- [Article]
________________

It was also noted that Reyes was left off the roster for the first two rounds of the playoffs and was only added when Steve Kline was deemed too hurt to pitch in the series. Needless to say, Kline was pretty pissed off.

Top of 9
The cardinals appear to be in some real trouble. Down 2-0, they now must go to St. Louis and beat Pedro Martinez to avoid an insurmountable 3-0 deficit. That’s going to be tougher than normal because these Sox can feel it. They know they are just two more victories away from finally doing it.

Yessir folks, maybe the world really is coming to an end.

Still, no one has mentioned that the Red Sox had a 2-0 advantage over the Mets in the 1986 World Series.

We all remember how that one ended, don’t we?

WP: Schilling
LP: Morris
HR: none

World Series Game 1

I can think of only two World Series that have piqued my interest as much as the 2004 matchup between the Cardinals and Red Sox. Oh sure, I’ve been interested in all of them and probably have watched every single series since 1978, but I get the feeling that something great is going to happen this season. Maybe it’s because my favorite former Phillie player and manager are involved.

________________

- [Task input]

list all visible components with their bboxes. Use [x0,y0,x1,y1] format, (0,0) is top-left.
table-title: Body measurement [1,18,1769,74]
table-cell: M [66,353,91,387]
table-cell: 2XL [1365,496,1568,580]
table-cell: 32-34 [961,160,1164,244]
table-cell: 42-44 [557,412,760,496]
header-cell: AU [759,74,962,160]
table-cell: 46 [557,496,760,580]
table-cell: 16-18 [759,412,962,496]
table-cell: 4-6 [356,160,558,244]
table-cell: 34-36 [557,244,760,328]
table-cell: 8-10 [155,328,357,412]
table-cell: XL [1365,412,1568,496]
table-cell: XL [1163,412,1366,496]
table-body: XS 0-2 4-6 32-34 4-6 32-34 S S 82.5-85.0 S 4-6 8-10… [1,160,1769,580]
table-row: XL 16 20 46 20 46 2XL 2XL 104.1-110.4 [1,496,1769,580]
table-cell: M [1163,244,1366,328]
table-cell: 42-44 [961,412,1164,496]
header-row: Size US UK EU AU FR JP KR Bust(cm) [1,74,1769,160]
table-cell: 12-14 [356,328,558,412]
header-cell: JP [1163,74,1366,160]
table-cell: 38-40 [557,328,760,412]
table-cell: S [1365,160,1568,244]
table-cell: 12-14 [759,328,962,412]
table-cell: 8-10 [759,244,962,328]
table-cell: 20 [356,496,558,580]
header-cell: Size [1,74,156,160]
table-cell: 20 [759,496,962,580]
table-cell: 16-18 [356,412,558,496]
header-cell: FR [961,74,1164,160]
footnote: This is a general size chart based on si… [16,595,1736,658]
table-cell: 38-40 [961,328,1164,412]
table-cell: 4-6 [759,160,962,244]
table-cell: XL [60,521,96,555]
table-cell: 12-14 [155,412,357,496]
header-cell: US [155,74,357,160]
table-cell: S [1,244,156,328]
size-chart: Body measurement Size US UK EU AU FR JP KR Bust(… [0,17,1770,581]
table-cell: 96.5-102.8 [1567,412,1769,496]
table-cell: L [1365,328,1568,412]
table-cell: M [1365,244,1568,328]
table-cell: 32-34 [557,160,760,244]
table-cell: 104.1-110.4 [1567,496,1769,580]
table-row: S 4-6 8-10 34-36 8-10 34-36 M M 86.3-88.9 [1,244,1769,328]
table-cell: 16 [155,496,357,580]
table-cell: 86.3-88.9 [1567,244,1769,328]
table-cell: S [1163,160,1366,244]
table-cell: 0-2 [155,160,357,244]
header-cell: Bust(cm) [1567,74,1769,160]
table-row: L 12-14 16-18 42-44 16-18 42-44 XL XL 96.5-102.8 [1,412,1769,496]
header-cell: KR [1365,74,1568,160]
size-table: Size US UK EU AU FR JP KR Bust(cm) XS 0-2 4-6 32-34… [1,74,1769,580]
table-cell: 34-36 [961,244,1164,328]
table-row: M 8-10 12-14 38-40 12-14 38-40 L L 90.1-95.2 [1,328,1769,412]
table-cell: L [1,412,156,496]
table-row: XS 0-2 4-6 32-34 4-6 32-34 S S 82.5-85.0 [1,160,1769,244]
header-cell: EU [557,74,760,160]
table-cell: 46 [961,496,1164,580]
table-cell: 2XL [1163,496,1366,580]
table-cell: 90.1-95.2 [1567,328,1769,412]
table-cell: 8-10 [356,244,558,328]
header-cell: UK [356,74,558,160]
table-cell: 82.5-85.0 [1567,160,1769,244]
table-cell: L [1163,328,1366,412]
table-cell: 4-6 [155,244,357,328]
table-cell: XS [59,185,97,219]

________________

- [Jobs]
**A.** Based on the baseball commentary, decide whether each statement is true: (i) Reyes joined the playoff roster only after Steve Kline was judged too hurt to pitch; (ii) the Cardinals lead the series 2-0; (iii) Schilling was the losing pitcher. For each, answer yes or no and quote the words from the commentary that settle it.
**B.** Copy the listing line for line, starting at its first line and ending with the line that contains "table-cell: 34-36 [557,244,760,328]", with both of those lines included.

- [In response]
**A.**
(i) Yes: "was only added when Steve Kline was deemed too hurt to pitch in the series."
(ii) No: "Down 2-0, they now must go to St. Louis and beat Pedro Martinez"
(iii) No: "WP: Schilling" and "LP: Morris"

**B.**
list all visible components with their bboxes. Use [x0,y0,x1,y1] format, (0,0) is top-left.
table-title: Body measurement [1,18,1769,74]
table-cell: M [66,353,91,387]
table-cell: 2XL [1365,496,1568,580]
table-cell: 32-34 [961,160,1164,244]
table-cell: 42-44 [557,412,760,496]
header-cell: AU [759,74,962,160]
table-cell: 46 [557,496,760,580]
table-cell: 16-18 [759,412,962,496]
table-cell: 4-6 [356,160,558,244]
table-cell: 34-36 [557,244,760,328]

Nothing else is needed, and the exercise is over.